Stated exercise. Report how many lines in the records hold the string "للتنبؤات"; give the number and nothing else.

**** Material ****

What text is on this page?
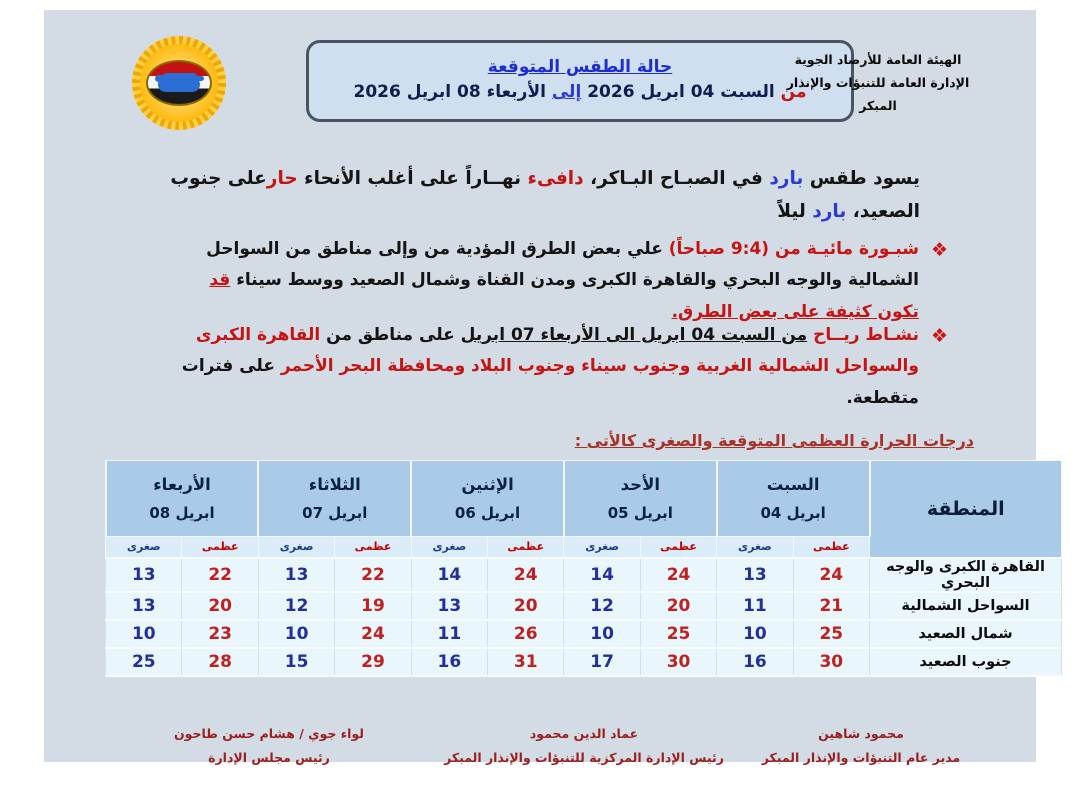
حالة الطقس المتوقعة
من السبت 04 ابريل 2026 إلى الأربعاء 08 ابريل 2026
الهيئة العامة للأرصاد الجوية
الإدارة العامة للتنبؤات والإنذار المبكر
يسود طقس بارد في الصبـاح البـاكر، دافىء نهــاراً على أغلب الأنحاء حارعلى جنوب الصعيد، بارد ليلاً
❖
شبـورة مائيـة من (9:4 صباحاً) علي بعض الطرق المؤدية من وإلى مناطق من السواحل الشمالية والوجه البحري والقاهرة الكبرى ومدن القناة وشمال الصعيد ووسط سيناء قد تكون كثيفة على بعض الطرق.
❖
نشـاط ريــاح من السبت 04 ابريل الى الأربعاء 07 ابريل على مناطق من القاهرة الكبرى والسواحل الشمالية الغربية وجنوب سيناء وجنوب البلاد ومحافظة البحر الأحمر على فترات متقطعة.
درجات الحرارة العظمى المتوقعة والصغرى كالأتى :
المنطقة	
السبت
04 ابريل

الأحد
05 ابريل

الإثنين
06 ابريل

الثلاثاء
07 ابريل

الأربعاء
08 ابريل

	عظمى	صغرى	عظمى	صغرى	عظمى	صغرى	عظمى	صغرى	عظمى	صغرى
القاهرة الكبرى والوجه البحري	24	13	24	14	24	14	22	13	22	13
السواحل الشمالية	21	11	20	12	20	13	19	12	20	13
شمال الصعيد	25	10	25	10	26	11	24	10	23	10
جنوب الصعيد	30	16	30	17	31	16	29	15	28	25
محمود شاهين
مدير عام التنبؤات والإنذار المبكر
عماد الدين محمود
رئيس الإدارة المركزية للتنبؤات والإنذار المبكر
لواء جوي / هشام حسن طاحون
رئيس مجلس الإدارة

****

Answer to this task. 2